■ **Exercise objective**: Please restate the following records word for word.

■ **Excerpted records**:
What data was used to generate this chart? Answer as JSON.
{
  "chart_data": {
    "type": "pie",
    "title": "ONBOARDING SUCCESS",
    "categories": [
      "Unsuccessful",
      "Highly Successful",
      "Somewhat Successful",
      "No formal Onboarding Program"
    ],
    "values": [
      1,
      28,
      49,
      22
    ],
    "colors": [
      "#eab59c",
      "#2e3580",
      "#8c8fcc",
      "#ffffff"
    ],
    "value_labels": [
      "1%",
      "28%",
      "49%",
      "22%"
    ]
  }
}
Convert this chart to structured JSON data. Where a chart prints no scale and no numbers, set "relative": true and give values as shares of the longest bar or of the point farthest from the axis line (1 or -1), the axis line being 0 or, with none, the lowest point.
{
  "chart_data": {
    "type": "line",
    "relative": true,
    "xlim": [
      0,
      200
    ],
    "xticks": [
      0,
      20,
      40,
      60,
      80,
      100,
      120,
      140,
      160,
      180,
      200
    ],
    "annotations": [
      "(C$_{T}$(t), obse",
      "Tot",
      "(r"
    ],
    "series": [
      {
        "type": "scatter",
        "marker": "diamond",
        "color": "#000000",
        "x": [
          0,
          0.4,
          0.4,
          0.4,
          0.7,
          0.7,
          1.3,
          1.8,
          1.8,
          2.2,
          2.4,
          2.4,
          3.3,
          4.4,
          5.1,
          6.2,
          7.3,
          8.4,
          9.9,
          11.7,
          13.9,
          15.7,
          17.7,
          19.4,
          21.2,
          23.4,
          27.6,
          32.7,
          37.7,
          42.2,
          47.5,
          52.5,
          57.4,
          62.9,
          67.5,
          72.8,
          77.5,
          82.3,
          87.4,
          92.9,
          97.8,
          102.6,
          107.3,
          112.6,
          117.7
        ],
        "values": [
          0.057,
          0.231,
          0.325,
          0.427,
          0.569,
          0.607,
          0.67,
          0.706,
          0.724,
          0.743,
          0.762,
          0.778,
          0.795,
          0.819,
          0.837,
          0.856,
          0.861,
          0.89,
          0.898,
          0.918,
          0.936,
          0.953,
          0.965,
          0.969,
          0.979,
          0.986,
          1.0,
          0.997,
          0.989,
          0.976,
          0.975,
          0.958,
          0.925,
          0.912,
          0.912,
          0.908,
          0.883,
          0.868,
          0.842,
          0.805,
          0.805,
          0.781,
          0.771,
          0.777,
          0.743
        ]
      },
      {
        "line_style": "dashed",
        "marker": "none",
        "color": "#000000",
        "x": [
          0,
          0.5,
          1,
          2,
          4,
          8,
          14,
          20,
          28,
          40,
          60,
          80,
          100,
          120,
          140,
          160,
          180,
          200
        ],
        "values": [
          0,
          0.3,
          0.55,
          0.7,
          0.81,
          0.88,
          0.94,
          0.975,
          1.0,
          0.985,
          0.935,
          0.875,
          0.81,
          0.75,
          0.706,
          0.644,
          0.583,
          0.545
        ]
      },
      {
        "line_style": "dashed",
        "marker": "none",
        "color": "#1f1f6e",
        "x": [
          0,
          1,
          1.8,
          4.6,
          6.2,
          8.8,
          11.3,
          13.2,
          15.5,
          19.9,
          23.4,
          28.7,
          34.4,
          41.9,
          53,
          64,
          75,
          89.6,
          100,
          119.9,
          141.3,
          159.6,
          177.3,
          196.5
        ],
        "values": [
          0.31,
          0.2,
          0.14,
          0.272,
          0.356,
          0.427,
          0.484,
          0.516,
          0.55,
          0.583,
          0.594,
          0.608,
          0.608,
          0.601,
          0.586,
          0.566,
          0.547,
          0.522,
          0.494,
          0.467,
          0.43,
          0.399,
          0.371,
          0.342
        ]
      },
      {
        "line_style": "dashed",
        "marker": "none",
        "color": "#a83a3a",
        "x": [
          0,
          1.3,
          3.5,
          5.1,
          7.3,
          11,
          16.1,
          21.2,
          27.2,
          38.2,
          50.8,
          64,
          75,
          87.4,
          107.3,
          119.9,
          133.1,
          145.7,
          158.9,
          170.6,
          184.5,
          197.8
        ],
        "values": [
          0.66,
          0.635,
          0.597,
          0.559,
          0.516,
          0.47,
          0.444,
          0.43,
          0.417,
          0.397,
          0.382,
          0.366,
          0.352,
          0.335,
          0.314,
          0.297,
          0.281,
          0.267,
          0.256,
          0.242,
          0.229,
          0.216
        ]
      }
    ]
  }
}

■ **Output of the exercise**:
What data was used to generate this chart? Answer as JSON.
{
  "chart_data": {
    "type": "pie",
    "title": "ONBOARDING SUCCESS",
    "categories": [
      "Unsuccessful",
      "Highly Successful",
      "Somewhat Successful",
      "No formal Onboarding Program"
    ],
    "values": [
      1,
      28,
      49,
      22
    ],
    "colors": [
      "#eab59c",
      "#2e3580",
      "#8c8fcc",
      "#ffffff"
    ],
    "value_labels": [
      "1%",
      "28%",
      "49%",
      "22%"
    ]
  }
}
Convert this chart to structured JSON data. Where a chart prints no scale and no numbers, set "relative": true and give values as shares of the longest bar or of the point farthest from the axis line (1 or -1), the axis line being 0 or, with none, the lowest point.
{
  "chart_data": {
    "type": "line",
    "relative": true,
    "xlim": [
      0,
      200
    ],
    "xticks": [
      0,
      20,
      40,
      60,
      80,
      100,
      120,
      140,
      160,
      180,
      200
    ],
    "annotations": [
      "(C$_{T}$(t), obse",
      "Tot",
      "(r"
    ],
    "series": [
      {
        "type": "scatter",
        "marker": "diamond",
        "color": "#000000",
        "x": [
          0,
          0.4,
          0.4,
          0.4,
          0.7,
          0.7,
          1.3,
          1.8,
          1.8,
          2.2,
          2.4,
          2.4,
          3.3,
          4.4,
          5.1,
          6.2,
          7.3,
          8.4,
          9.9,
          11.7,
          13.9,
          15.7,
          17.7,
          19.4,
          21.2,
          23.4,
          27.6,
          32.7,
          37.7,
          42.2,
          47.5,
          52.5,
          57.4,
          62.9,
          67.5,
          72.8,
          77.5,
          82.3,
          87.4,
          92.9,
          97.8,
          102.6,
          107.3,
          112.6,
          117.7
        ],
        "values": [
          0.057,
          0.231,
          0.325,
          0.427,
          0.569,
          0.607,
          0.67,
          0.706,
          0.724,
          0.743,
          0.762,
          0.778,
          0.795,
          0.819,
          0.837,
          0.856,
          0.861,
          0.89,
          0.898,
          0.918,
          0.936,
          0.953,
          0.965,
          0.969,
          0.979,
          0.986,
          1.0,
          0.997,
          0.989,
          0.976,
          0.975,
          0.958,
          0.925,
          0.912,
          0.912,
          0.908,
          0.883,
          0.868,
          0.842,
          0.805,
          0.805,
          0.781,
          0.771,
          0.777,
          0.743
        ]
      },
      {
        "line_style": "dashed",
        "marker": "none",
        "color": "#000000",
        "x": [
          0,
          0.5,
          1,
          2,
          4,
          8,
          14,
          20,
          28,
          40,
          60,
          80,
          100,
          120,
          140,
          160,
          180,
          200
        ],
        "values": [
          0,
          0.3,
          0.55,
          0.7,
          0.81,
          0.88,
          0.94,
          0.975,
          1.0,
          0.985,
          0.935,
          0.875,
          0.81,
          0.75,
          0.706,
          0.644,
          0.583,
          0.545
        ]
      },
      {
        "line_style": "dashed",
        "marker": "none",
        "color": "#1f1f6e",
        "x": [
          0,
          1,
          1.8,
          4.6,
          6.2,
          8.8,
          11.3,
          13.2,
          15.5,
          19.9,
          23.4,
          28.7,
          34.4,
          41.9,
          53,
          64,
          75,
          89.6,
          100,
          119.9,
          141.3,
          159.6,
          177.3,
          196.5
        ],
        "values": [
          0.31,
          0.2,
          0.14,
          0.272,
          0.356,
          0.427,
          0.484,
          0.516,
          0.55,
          0.583,
          0.594,
          0.608,
          0.608,
          0.601,
          0.586,
          0.566,
          0.547,
          0.522,
          0.494,
          0.467,
          0.43,
          0.399,
          0.371,
          0.342
        ]
      },
      {
        "line_style": "dashed",
        "marker": "none",
        "color": "#a83a3a",
        "x": [
          0,
          1.3,
          3.5,
          5.1,
          7.3,
          11,
          16.1,
          21.2,
          27.2,
          38.2,
          50.8,
          64,
          75,
          87.4,
          107.3,
          119.9,
          133.1,
          145.7,
          158.9,
          170.6,
          184.5,
          197.8
        ],
        "values": [
          0.66,
          0.635,
          0.597,
          0.559,
          0.516,
          0.47,
          0.444,
          0.43,
          0.417,
          0.397,
          0.382,
          0.366,
          0.352,
          0.335,
          0.314,
          0.297,
          0.281,
          0.267,
          0.256,
          0.242,
          0.229,
          0.216
        ]
      }
    ]
  }
}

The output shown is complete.